**Your objective**: Return the entries verbatim and drop every picture.

**Data for this task**:
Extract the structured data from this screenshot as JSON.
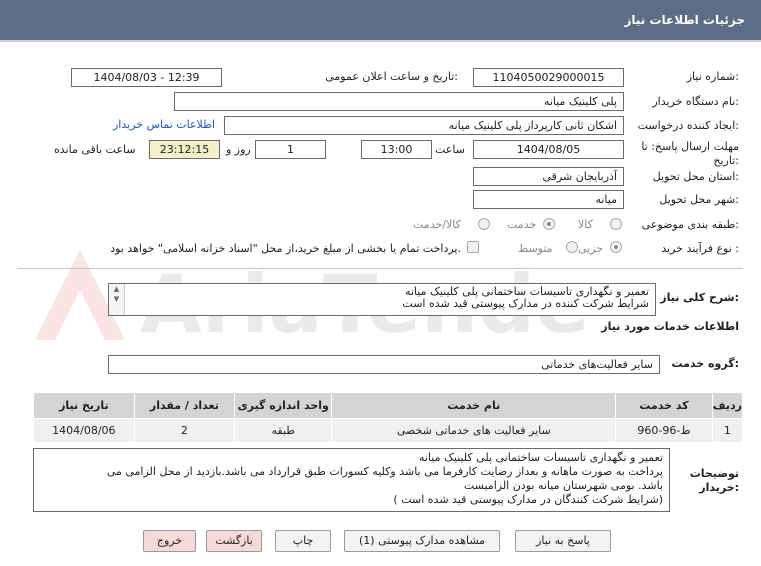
{
  "header": {
    "title": "جزئیات اطلاعات نیاز"
  },
  "form": {
    "need_number_label": "شماره نیاز:",
    "need_number": "1104050029000015",
    "announce_label": "تاریخ و ساعت اعلان عمومی:",
    "announce_value": "1404/08/03 - 12:39",
    "buyer_org_label": "نام دستگاه خریدار:",
    "buyer_org": "پلی کلینیک میانه",
    "creator_label": "ایجاد کننده درخواست:",
    "creator": "اشکان ثانی کارپرداز پلی کلینیک میانه",
    "contact_link": "اطلاعات تماس خریدار",
    "deadline_label": "مهلت ارسال پاسخ: تا تاریخ:",
    "deadline_date": "1404/08/05",
    "time_label": "ساعت",
    "deadline_time": "13:00",
    "days_value": "1",
    "days_label": "روز و",
    "remaining_time": "23:12:15",
    "remaining_label": "ساعت باقی مانده",
    "province_label": "استان محل تحویل:",
    "province": "آذربایجان شرقی",
    "city_label": "شهر محل تحویل:",
    "city": "میانه",
    "category_label": "طبقه بندی موضوعی:",
    "category_options": [
      "کالا",
      "خدمت",
      "کالا/خدمت"
    ],
    "category_selected": "خدمت",
    "process_label": "نوع فرآیند خرید :",
    "process_options": [
      "جزیی",
      "متوسط"
    ],
    "payment_note": "پرداخت تمام یا بخشی از مبلغ خرید،از محل \"اسناد خزانه اسلامی\" خواهد بود."
  },
  "description": {
    "label": "شرح کلی نیاز:",
    "text_line1": "تعمیر و نگهداری تاسیسات ساختمانی پلی کلینیک میانه",
    "text_line2": "شرایط شرکت کننده در مدارک پیوستی قید شده است"
  },
  "services": {
    "section_title": "اطلاعات خدمات مورد نیاز",
    "group_label": "گروه خدمت:",
    "group_value": "سایر فعالیت‌های خدماتی"
  },
  "table": {
    "headers": [
      "ردیف",
      "کد خدمت",
      "نام خدمت",
      "واحد اندازه گیری",
      "تعداد / مقدار",
      "تاریخ نیاز"
    ],
    "rows": [
      [
        "1",
        "ط-96-960",
        "سایر فعالیت های خدماتی شخصی",
        "طبقه",
        "2",
        "1404/08/06"
      ]
    ]
  },
  "buyer_notes": {
    "label": "توضیحات خریدار:",
    "line1": "تعمیر و نگهداری تاسیسات ساختمانی پلی کلینیک میانه",
    "line2": "پرداخت به صورت ماهانه و بعداز رضایت کارفرما می باشد وکلیه کسورات طبق قرارداد می باشد.بازدید از محل الزامی می",
    "line3": "باشد. بومی شهرستان میانه بودن الزامیست",
    "line4": "(شرایط شرکت کنندگان در مدارک پیوستی قید شده است )"
  },
  "buttons": {
    "reply": "پاسخ به نیاز",
    "attachments": "مشاهده مدارک پیوستی (1)",
    "print": "چاپ",
    "back": "بازگشت",
    "exit": "خروج"
  },
  "watermark": {
    "text": "AriaTender.neT"
  }
}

**Full output**:
Extract the structured data from this screenshot as JSON.
{
  "header": {
    "title": "جزئیات اطلاعات نیاز"
  },
  "form": {
    "need_number_label": "شماره نیاز:",
    "need_number": "1104050029000015",
    "announce_label": "تاریخ و ساعت اعلان عمومی:",
    "announce_value": "1404/08/03 - 12:39",
    "buyer_org_label": "نام دستگاه خریدار:",
    "buyer_org": "پلی کلینیک میانه",
    "creator_label": "ایجاد کننده درخواست:",
    "creator": "اشکان ثانی کارپرداز پلی کلینیک میانه",
    "contact_link": "اطلاعات تماس خریدار",
    "deadline_label": "مهلت ارسال پاسخ: تا تاریخ:",
    "deadline_date": "1404/08/05",
    "time_label": "ساعت",
    "deadline_time": "13:00",
    "days_value": "1",
    "days_label": "روز و",
    "remaining_time": "23:12:15",
    "remaining_label": "ساعت باقی مانده",
    "province_label": "استان محل تحویل:",
    "province": "آذربایجان شرقی",
    "city_label": "شهر محل تحویل:",
    "city": "میانه",
    "category_label": "طبقه بندی موضوعی:",
    "category_options": [
      "کالا",
      "خدمت",
      "کالا/خدمت"
    ],
    "category_selected": "خدمت",
    "process_label": "نوع فرآیند خرید :",
    "process_options": [
      "جزیی",
      "متوسط"
    ],
    "payment_note": "پرداخت تمام یا بخشی از مبلغ خرید،از محل \"اسناد خزانه اسلامی\" خواهد بود."
  },
  "description": {
    "label": "شرح کلی نیاز:",
    "text_line1": "تعمیر و نگهداری تاسیسات ساختمانی پلی کلینیک میانه",
    "text_line2": "شرایط شرکت کننده در مدارک پیوستی قید شده است"
  },
  "services": {
    "section_title": "اطلاعات خدمات مورد نیاز",
    "group_label": "گروه خدمت:",
    "group_value": "سایر فعالیت‌های خدماتی"
  },
  "table": {
    "headers": [
      "ردیف",
      "کد خدمت",
      "نام خدمت",
      "واحد اندازه گیری",
      "تعداد / مقدار",
      "تاریخ نیاز"
    ],
    "rows": [
      [
        "1",
        "ط-96-960",
        "سایر فعالیت های خدماتی شخصی",
        "طبقه",
        "2",
        "1404/08/06"
      ]
    ]
  },
  "buyer_notes": {
    "label": "توضیحات خریدار:",
    "line1": "تعمیر و نگهداری تاسیسات ساختمانی پلی کلینیک میانه",
    "line2": "پرداخت به صورت ماهانه و بعداز رضایت کارفرما می باشد وکلیه کسورات طبق قرارداد می باشد.بازدید از محل الزامی می",
    "line3": "باشد. بومی شهرستان میانه بودن الزامیست",
    "line4": "(شرایط شرکت کنندگان در مدارک پیوستی قید شده است )"
  },
  "buttons": {
    "reply": "پاسخ به نیاز",
    "attachments": "مشاهده مدارک پیوستی (1)",
    "print": "چاپ",
    "back": "بازگشت",
    "exit": "خروج"
  },
  "watermark": {
    "text": "AriaTender.neT"
  }
}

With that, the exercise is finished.